--- start of ENTRIES PROVIDED ---
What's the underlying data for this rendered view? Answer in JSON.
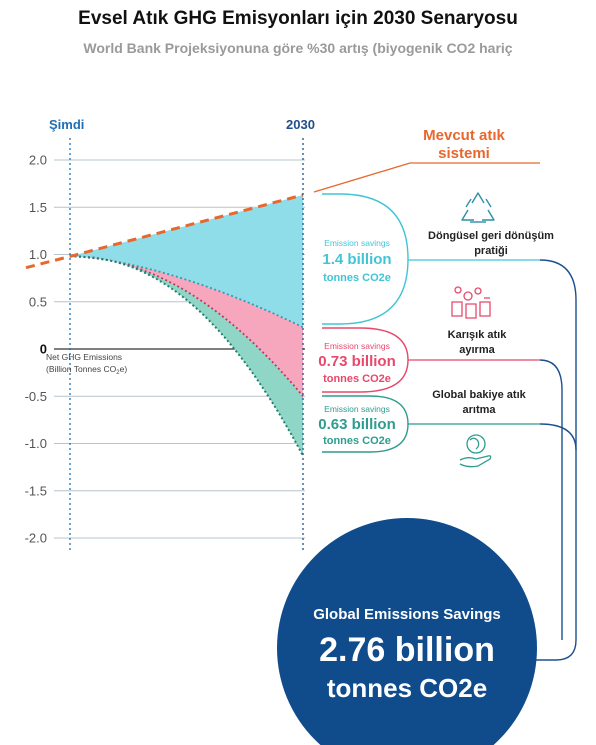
{
  "header": {
    "title": "Evsel Atık GHG Emisyonları için 2030 Senaryosu",
    "subtitle": "World Bank Projeksiyonuna göre %30 artış (biyogenik CO2 hariç"
  },
  "chart_data": {
    "type": "area",
    "x_labels": [
      "Şimdi",
      "2030"
    ],
    "y_ticks": [
      "2.0",
      "1.5",
      "1.0",
      "0.5",
      "0",
      "-0.5",
      "-1.0",
      "-1.5",
      "-2.0"
    ],
    "ylim": [
      -2.0,
      2.0
    ],
    "ylabel": "Net GHG Emissions (Billion Tonnes CO2e)",
    "ylabel_line1": "Net GHG Emissions",
    "ylabel_line2_pre": "(Billion Tonnes CO",
    "ylabel_sub": "2",
    "ylabel_line2_post": "e)",
    "grid": true,
    "start_value": 0.98,
    "series": [
      {
        "name": "Mevcut atık sistemi",
        "start": 0.98,
        "end": 1.63,
        "color": "#e8672c",
        "style": "dashed"
      },
      {
        "name": "Döngüsel geri dönüşüm pratiği",
        "start": 0.98,
        "end": 0.23,
        "color": "#41c5d6"
      },
      {
        "name": "Karışık atık ayırma",
        "start": 0.98,
        "end": -0.5,
        "color": "#f26a86"
      },
      {
        "name": "Global bakiye atık arıtma",
        "start": 0.98,
        "end": -1.13,
        "color": "#2eb5a0"
      }
    ],
    "baseline_label_line1": "Mevcut atık",
    "baseline_label_line2": "sistemi"
  },
  "savings": [
    {
      "label": "Emission savings",
      "value": "1.4 billion",
      "unit": "tonnes CO2e",
      "color": "#41c5d6",
      "category_line1": "Döngüsel geri dönüşüm",
      "category_line2": "pratiği",
      "icon": "recycle-icon"
    },
    {
      "label": "Emission savings",
      "value": "0.73 billion",
      "unit": "tonnes CO2e",
      "color": "#e8486b",
      "category_line1": "Karışık atık",
      "category_line2": "ayırma",
      "icon": "waste-sorting-icon"
    },
    {
      "label": "Emission savings",
      "value": "0.63 billion",
      "unit": "tonnes CO2e",
      "color": "#2e9c8e",
      "category_line1": "Global bakiye atık",
      "category_line2": "arıtma",
      "icon": "globe-hand-icon"
    }
  ],
  "total": {
    "label": "Global Emissions Savings",
    "value": "2.76 billion",
    "unit": "tonnes CO2e",
    "color": "#104c8c"
  },
  "colors": {
    "axis_label": "#1f6fb5",
    "tick": "#555555",
    "connector": "#1d4f8f"
  }
}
--- end of ENTRIES PROVIDED ---
**CHALLENGE**
Copy every line above word for word and exclude the pictures.

**SOLUTION FOR THIS PROBLEM**
What's the underlying data for this rendered view? Answer in JSON.
{
  "header": {
    "title": "Evsel Atık GHG Emisyonları için 2030 Senaryosu",
    "subtitle": "World Bank Projeksiyonuna göre %30 artış (biyogenik CO2 hariç"
  },
  "chart_data": {
    "type": "area",
    "x_labels": [
      "Şimdi",
      "2030"
    ],
    "y_ticks": [
      "2.0",
      "1.5",
      "1.0",
      "0.5",
      "0",
      "-0.5",
      "-1.0",
      "-1.5",
      "-2.0"
    ],
    "ylim": [
      -2.0,
      2.0
    ],
    "ylabel": "Net GHG Emissions (Billion Tonnes CO2e)",
    "ylabel_line1": "Net GHG Emissions",
    "ylabel_line2_pre": "(Billion Tonnes CO",
    "ylabel_sub": "2",
    "ylabel_line2_post": "e)",
    "grid": true,
    "start_value": 0.98,
    "series": [
      {
        "name": "Mevcut atık sistemi",
        "start": 0.98,
        "end": 1.63,
        "color": "#e8672c",
        "style": "dashed"
      },
      {
        "name": "Döngüsel geri dönüşüm pratiği",
        "start": 0.98,
        "end": 0.23,
        "color": "#41c5d6"
      },
      {
        "name": "Karışık atık ayırma",
        "start": 0.98,
        "end": -0.5,
        "color": "#f26a86"
      },
      {
        "name": "Global bakiye atık arıtma",
        "start": 0.98,
        "end": -1.13,
        "color": "#2eb5a0"
      }
    ],
    "baseline_label_line1": "Mevcut atık",
    "baseline_label_line2": "sistemi"
  },
  "savings": [
    {
      "label": "Emission savings",
      "value": "1.4 billion",
      "unit": "tonnes CO2e",
      "color": "#41c5d6",
      "category_line1": "Döngüsel geri dönüşüm",
      "category_line2": "pratiği",
      "icon": "recycle-icon"
    },
    {
      "label": "Emission savings",
      "value": "0.73 billion",
      "unit": "tonnes CO2e",
      "color": "#e8486b",
      "category_line1": "Karışık atık",
      "category_line2": "ayırma",
      "icon": "waste-sorting-icon"
    },
    {
      "label": "Emission savings",
      "value": "0.63 billion",
      "unit": "tonnes CO2e",
      "color": "#2e9c8e",
      "category_line1": "Global bakiye atık",
      "category_line2": "arıtma",
      "icon": "globe-hand-icon"
    }
  ],
  "total": {
    "label": "Global Emissions Savings",
    "value": "2.76 billion",
    "unit": "tonnes CO2e",
    "color": "#104c8c"
  },
  "colors": {
    "axis_label": "#1f6fb5",
    "tick": "#555555",
    "connector": "#1d4f8f"
  }
}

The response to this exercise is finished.